(Dataset entries)
[start]
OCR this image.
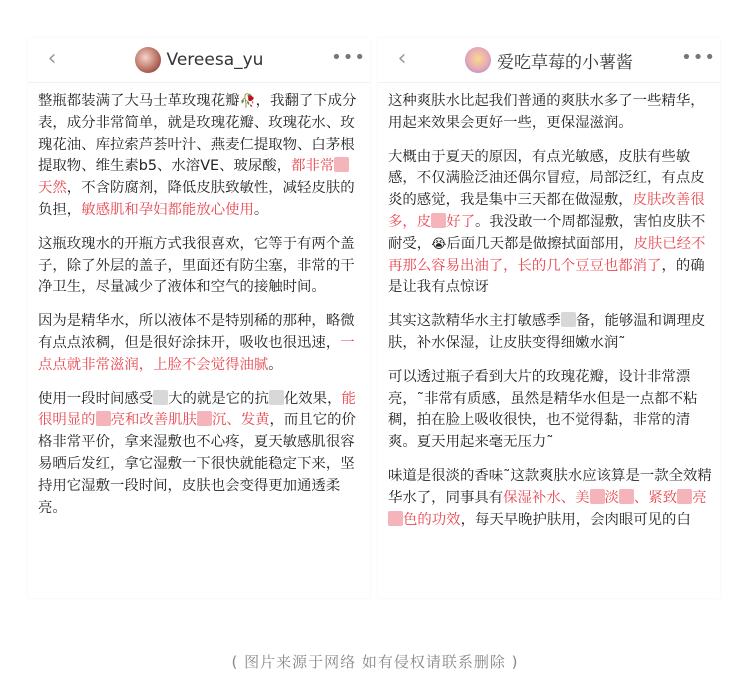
‹	Vereesa_yu	•••

整瓶都装满了大马士革玫瑰花瓣🥀，我翻了下成分表，成分非常简单，就是玫瑰花瓣、玫瑰花水、玫瑰花油、库拉索芦荟叶汁、燕麦仁提取物、白茅根提取物、维生素b5、水溶VE、玻尿酸，都非常天然，不含防腐剂，降低皮肤致敏性，减轻皮肤的负担，敏感肌和孕妇都能放心使用。

这瓶玫瑰水的开瓶方式我很喜欢，它等于有两个盖子，除了外层的盖子，里面还有防尘塞，非常的干净卫生，尽量减少了液体和空气的接触时间。

因为是精华水，所以液体不是特别稀的那种，略微有点点浓稠，但是很好涂抹开，吸收也很迅速，一点点就非常滋润，上脸不会觉得油腻。

使用一段时间感受 大的就是它的抗 化效果，能很明显的 亮和改善肌肤 沉、发黄，而且它的价格非常平价，拿来湿敷也不心疼，夏天敏感肌很容易晒后发红，拿它湿敷一下很快就能稳定下来，坚持用它湿敷一段时间，皮肤也会变得更加通透柔亮。

‹	爱吃草莓的小薯酱	•••

这种爽肤水比起我们普通的爽肤水多了一些精华，用起来效果会更好一些，更保湿滋润。

大概由于夏天的原因，有点光敏感，皮肤有些敏感，不仅满脸泛油还偶尔冒痘，局部泛红，有点皮炎的感觉，我是集中三天都在做湿敷，皮肤改善很多，皮 好了。我没敢一个周都湿敷，害怕皮肤不耐受，😭后面几天都是做擦拭面部用，皮肤已经不再那么容易出油了，长的几个豆豆也都消了，的确是让我有点惊讶

其实这款精华水主打敏感季 备，能够温和调理皮肤，补水保湿，让皮肤变得细嫩水润˜

可以透过瓶子看到大片的玫瑰花瓣，设计非常漂亮，˜非常有质感，虽然是精华水但是一点都不粘稠，拍在脸上吸收很快，也不觉得黏，非常的清爽。夏天用起来毫无压力˜

味道是很淡的香味˜这款爽肤水应该算是一款全效精华水了，同事具有保湿补水、美 淡 、紧致 亮色的功效，每天早晚护肤用，会肉眼可见的白

( 图片来源于网络 如有侵权请联系删除 )
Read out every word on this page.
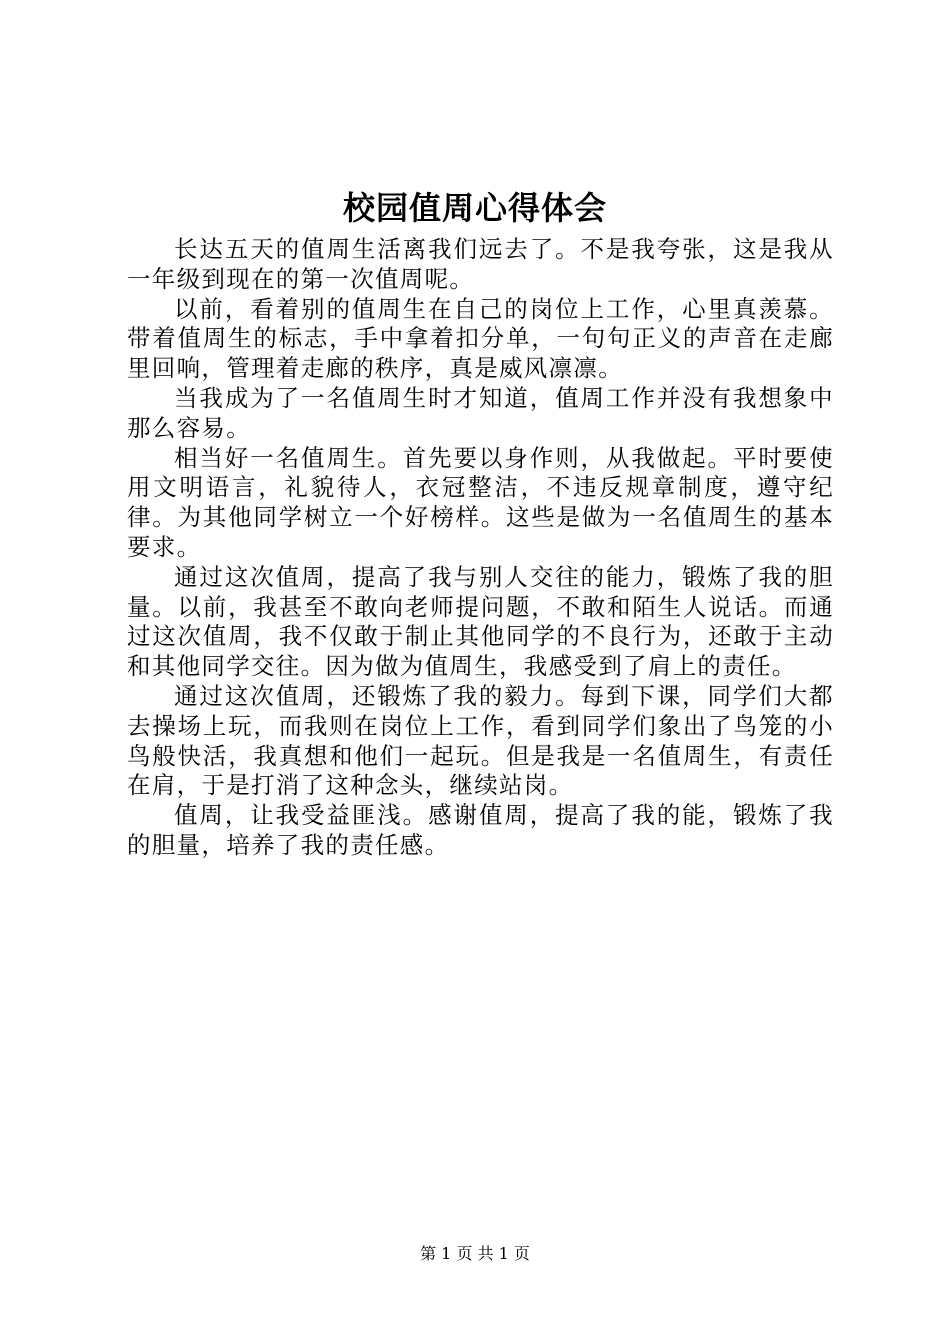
校园值周心得体会

长达五天的值周生活离我们远去了。不是我夸张，这是我从一年级到现在的第一次值周呢。

以前，看着别的值周生在自己的岗位上工作，心里真羡慕。带着值周生的标志，手中拿着扣分单，一句句正义的声音在走廊里回响，管理着走廊的秩序，真是威风凛凛。

当我成为了一名值周生时才知道，值周工作并没有我想象中那么容易。

相当好一名值周生。首先要以身作则，从我做起。平时要使用文明语言，礼貌待人，衣冠整洁，不违反规章制度，遵守纪律。为其他同学树立一个好榜样。这些是做为一名值周生的基本要求。

通过这次值周，提高了我与别人交往的能力，锻炼了我的胆量。以前，我甚至不敢向老师提问题，不敢和陌生人说话。而通过这次值周，我不仅敢于制止其他同学的不良行为，还敢于主动和其他同学交往。因为做为值周生，我感受到了肩上的责任。

通过这次值周，还锻炼了我的毅力。每到下课，同学们大都去操场上玩，而我则在岗位上工作，看到同学们象出了鸟笼的小鸟般快活，我真想和他们一起玩。但是我是一名值周生，有责任在肩，于是打消了这种念头，继续站岗。

值周，让我受益匪浅。感谢值周，提高了我的能，锻炼了我的胆量，培养了我的责任感。

第 1 页 共 1 页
[end]
Exercise goal: Transcribe the records above verbatim. Do not carry over any picture.

Exercise result:
OCR this image.
‹	Vereesa_yu	•••

整瓶都装满了大马士革玫瑰花瓣🥀，我翻了下成分表，成分非常简单，就是玫瑰花瓣、玫瑰花水、玫瑰花油、库拉索芦荟叶汁、燕麦仁提取物、白茅根提取物、维生素b5、水溶VE、玻尿酸，都非常天然，不含防腐剂，降低皮肤致敏性，减轻皮肤的负担，敏感肌和孕妇都能放心使用。

这瓶玫瑰水的开瓶方式我很喜欢，它等于有两个盖子，除了外层的盖子，里面还有防尘塞，非常的干净卫生，尽量减少了液体和空气的接触时间。

因为是精华水，所以液体不是特别稀的那种，略微有点点浓稠，但是很好涂抹开，吸收也很迅速，一点点就非常滋润，上脸不会觉得油腻。

使用一段时间感受 大的就是它的抗 化效果，能很明显的 亮和改善肌肤 沉、发黄，而且它的价格非常平价，拿来湿敷也不心疼，夏天敏感肌很容易晒后发红，拿它湿敷一下很快就能稳定下来，坚持用它湿敷一段时间，皮肤也会变得更加通透柔亮。

‹	爱吃草莓的小薯酱	•••

这种爽肤水比起我们普通的爽肤水多了一些精华，用起来效果会更好一些，更保湿滋润。

大概由于夏天的原因，有点光敏感，皮肤有些敏感，不仅满脸泛油还偶尔冒痘，局部泛红，有点皮炎的感觉，我是集中三天都在做湿敷，皮肤改善很多，皮 好了。我没敢一个周都湿敷，害怕皮肤不耐受，😭后面几天都是做擦拭面部用，皮肤已经不再那么容易出油了，长的几个豆豆也都消了，的确是让我有点惊讶

其实这款精华水主打敏感季 备，能够温和调理皮肤，补水保湿，让皮肤变得细嫩水润˜

可以透过瓶子看到大片的玫瑰花瓣，设计非常漂亮，˜非常有质感，虽然是精华水但是一点都不粘稠，拍在脸上吸收很快，也不觉得黏，非常的清爽。夏天用起来毫无压力˜

味道是很淡的香味˜这款爽肤水应该算是一款全效精华水了，同事具有保湿补水、美 淡 、紧致 亮色的功效，每天早晚护肤用，会肉眼可见的白

( 图片来源于网络 如有侵权请联系删除 )
Read out every word on this page.
校园值周心得体会

长达五天的值周生活离我们远去了。不是我夸张，这是我从一年级到现在的第一次值周呢。

以前，看着别的值周生在自己的岗位上工作，心里真羡慕。带着值周生的标志，手中拿着扣分单，一句句正义的声音在走廊里回响，管理着走廊的秩序，真是威风凛凛。

当我成为了一名值周生时才知道，值周工作并没有我想象中那么容易。

相当好一名值周生。首先要以身作则，从我做起。平时要使用文明语言，礼貌待人，衣冠整洁，不违反规章制度，遵守纪律。为其他同学树立一个好榜样。这些是做为一名值周生的基本要求。

通过这次值周，提高了我与别人交往的能力，锻炼了我的胆量。以前，我甚至不敢向老师提问题，不敢和陌生人说话。而通过这次值周，我不仅敢于制止其他同学的不良行为，还敢于主动和其他同学交往。因为做为值周生，我感受到了肩上的责任。

通过这次值周，还锻炼了我的毅力。每到下课，同学们大都去操场上玩，而我则在岗位上工作，看到同学们象出了鸟笼的小鸟般快活，我真想和他们一起玩。但是我是一名值周生，有责任在肩，于是打消了这种念头，继续站岗。

值周，让我受益匪浅。感谢值周，提高了我的能，锻炼了我的胆量，培养了我的责任感。

第 1 页 共 1 页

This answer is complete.